Entries taken from a collection:
============================================================
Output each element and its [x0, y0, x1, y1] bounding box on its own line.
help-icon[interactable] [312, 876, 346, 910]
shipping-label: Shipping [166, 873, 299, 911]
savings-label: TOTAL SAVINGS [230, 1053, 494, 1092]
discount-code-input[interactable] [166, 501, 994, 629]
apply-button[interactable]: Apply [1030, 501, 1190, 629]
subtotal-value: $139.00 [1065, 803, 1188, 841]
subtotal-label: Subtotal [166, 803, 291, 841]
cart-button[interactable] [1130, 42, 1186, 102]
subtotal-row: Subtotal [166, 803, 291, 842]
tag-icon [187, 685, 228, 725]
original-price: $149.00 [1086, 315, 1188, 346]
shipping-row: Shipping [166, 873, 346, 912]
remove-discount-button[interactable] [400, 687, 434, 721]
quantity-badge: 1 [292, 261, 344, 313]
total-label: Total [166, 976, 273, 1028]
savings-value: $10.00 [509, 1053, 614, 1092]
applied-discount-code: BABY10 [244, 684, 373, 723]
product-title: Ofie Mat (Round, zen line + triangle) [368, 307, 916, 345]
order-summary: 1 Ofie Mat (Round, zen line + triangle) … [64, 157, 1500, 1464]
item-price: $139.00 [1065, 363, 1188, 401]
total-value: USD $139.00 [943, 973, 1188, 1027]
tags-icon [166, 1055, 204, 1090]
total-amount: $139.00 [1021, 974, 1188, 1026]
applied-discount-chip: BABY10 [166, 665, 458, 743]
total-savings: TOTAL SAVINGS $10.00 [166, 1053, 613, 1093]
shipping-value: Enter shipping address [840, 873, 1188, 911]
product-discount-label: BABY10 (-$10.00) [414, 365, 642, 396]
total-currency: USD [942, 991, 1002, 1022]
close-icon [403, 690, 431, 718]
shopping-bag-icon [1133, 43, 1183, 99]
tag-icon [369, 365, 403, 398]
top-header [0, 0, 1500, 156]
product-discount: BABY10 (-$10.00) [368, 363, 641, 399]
============================================================
GOAL OF THE EXERCISE: Arrange every line of the entries above as a numbered list, leaving out any blank lines.

SOLUTION TO THE EXERCISE:
1. Output each element and its [x0, y0, x1, y1] bounding box on its own line.
2. help-icon[interactable] [312, 876, 346, 910]
3. shipping-label: Shipping [166, 873, 299, 911]
4. savings-label: TOTAL SAVINGS [230, 1053, 494, 1092]
5. discount-code-input[interactable] [166, 501, 994, 629]
6. apply-button[interactable]: Apply [1030, 501, 1190, 629]
7. subtotal-value: $139.00 [1065, 803, 1188, 841]
8. subtotal-label: Subtotal [166, 803, 291, 841]
9. cart-button[interactable] [1130, 42, 1186, 102]
10. subtotal-row: Subtotal [166, 803, 291, 842]
11. tag-icon [187, 685, 228, 725]
12. original-price: $149.00 [1086, 315, 1188, 346]
13. shipping-row: Shipping [166, 873, 346, 912]
14. remove-discount-button[interactable] [400, 687, 434, 721]
15. quantity-badge: 1 [292, 261, 344, 313]
16. total-label: Total [166, 976, 273, 1028]
17. savings-value: $10.00 [509, 1053, 614, 1092]
18. applied-discount-code: BABY10 [244, 684, 373, 723]
19. product-title: Ofie Mat (Round, zen line + triangle) [368, 307, 916, 345]
20. order-summary: 1 Ofie Mat (Round, zen line + triangle) … [64, 157, 1500, 1464]
21. item-price: $139.00 [1065, 363, 1188, 401]
22. total-value: USD $139.00 [943, 973, 1188, 1027]
23. tags-icon [166, 1055, 204, 1090]
24. total-amount: $139.00 [1021, 974, 1188, 1026]
25. applied-discount-chip: BABY10 [166, 665, 458, 743]
26. total-savings: TOTAL SAVINGS $10.00 [166, 1053, 613, 1093]
27. shipping-value: Enter shipping address [840, 873, 1188, 911]
28. product-discount-label: BABY10 (-$10.00) [414, 365, 642, 396]
29. total-currency: USD [942, 991, 1002, 1022]
30. close-icon [403, 690, 431, 718]
31. shopping-bag-icon [1133, 43, 1183, 99]
32. tag-icon [369, 365, 403, 398]
33. top-header [0, 0, 1500, 156]
34. product-discount: BABY10 (-$10.00) [368, 363, 641, 399]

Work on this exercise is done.